◆ Exercise brief ◆
Count every line of the material that holds the string "南京军区总医院". Respond with the total only.
-- Listed records start --
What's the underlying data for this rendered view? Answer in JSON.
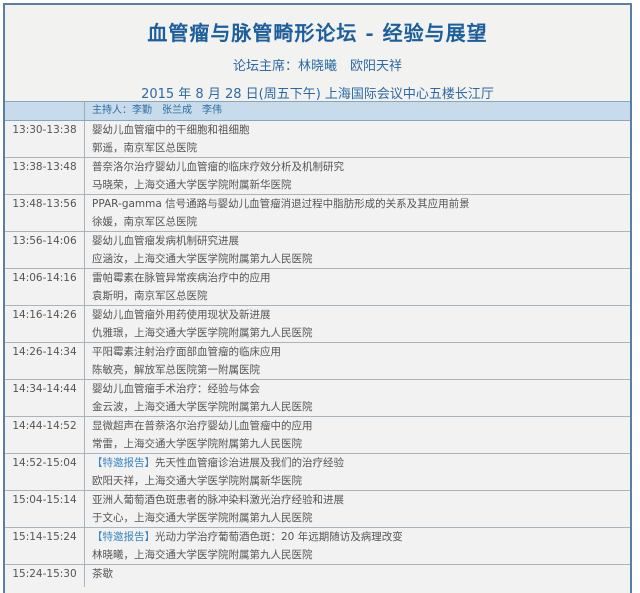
{
  "header": {
    "title": "血管瘤与脉管畸形论坛 - 经验与展望",
    "chairs": "论坛主席：林晓曦　欧阳天祥",
    "date_venue": "2015 年 8 月 28 日(周五下午)  上海国际会议中心五楼长江厅"
  },
  "moderators": "主持人：李勤　张兰成　李伟",
  "colors": {
    "title": "#1d5e9c",
    "accent": "#3a86c2",
    "moderator_bg": "#c7dbea"
  },
  "sessions": [
    {
      "time": "13:30-13:38",
      "tag": "",
      "title": "婴幼儿血管瘤中的干细胞和祖细胞",
      "speaker": "郭遥，南京军区总医院"
    },
    {
      "time": "13:38-13:48",
      "tag": "",
      "title": "普奈洛尔治疗婴幼儿血管瘤的临床疗效分析及机制研究",
      "speaker": "马晓荣，上海交通大学医学院附属新华医院"
    },
    {
      "time": "13:48-13:56",
      "tag": "",
      "title": "PPAR-gamma 信号通路与婴幼儿血管瘤消退过程中脂肪形成的关系及其应用前景",
      "speaker": "徐媛，南京军区总医院"
    },
    {
      "time": "13:56-14:06",
      "tag": "",
      "title": "婴幼儿血管瘤发病机制研究进展",
      "speaker": "应涵汝，上海交通大学医学院附属第九人民医院"
    },
    {
      "time": "14:06-14:16",
      "tag": "",
      "title": "雷帕霉素在脉管异常疾病治疗中的应用",
      "speaker": "袁斯明，南京军区总医院"
    },
    {
      "time": "14:16-14:26",
      "tag": "",
      "title": "婴幼儿血管瘤外用药使用现状及新进展",
      "speaker": "仇雅璟，上海交通大学医学院附属第九人民医院"
    },
    {
      "time": "14:26-14:34",
      "tag": "",
      "title": "平阳霉素注射治疗面部血管瘤的临床应用",
      "speaker": "陈敏亮，解放军总医院第一附属医院"
    },
    {
      "time": "14:34-14:44",
      "tag": "",
      "title": "婴幼儿血管瘤手术治疗：经验与体会",
      "speaker": "金云波，上海交通大学医学院附属第九人民医院"
    },
    {
      "time": "14:44-14:52",
      "tag": "",
      "title": "显微超声在普萘洛尔治疗婴幼儿血管瘤中的应用",
      "speaker": "常雷，上海交通大学医学院附属第九人民医院"
    },
    {
      "time": "14:52-15:04",
      "tag": "【特邀报告】",
      "title": "先天性血管瘤诊治进展及我们的治疗经验",
      "speaker": "欧阳天祥，上海交通大学医学院附属新华医院"
    },
    {
      "time": "15:04-15:14",
      "tag": "",
      "title": "亚洲人葡萄酒色斑患者的脉冲染料激光治疗经验和进展",
      "speaker": "于文心，上海交通大学医学院附属第九人民医院"
    },
    {
      "time": "15:14-15:24",
      "tag": "【特邀报告】",
      "title": "光动力学治疗葡萄酒色斑：20 年远期随访及病理改变",
      "speaker": "林晓曦，上海交通大学医学院附属第九人民医院"
    },
    {
      "time": "15:24-15:30",
      "tag": "",
      "title": "茶歇",
      "speaker": ""
    }
  ]
}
-- Listed records end --
◆ Result for this exercise ◆
3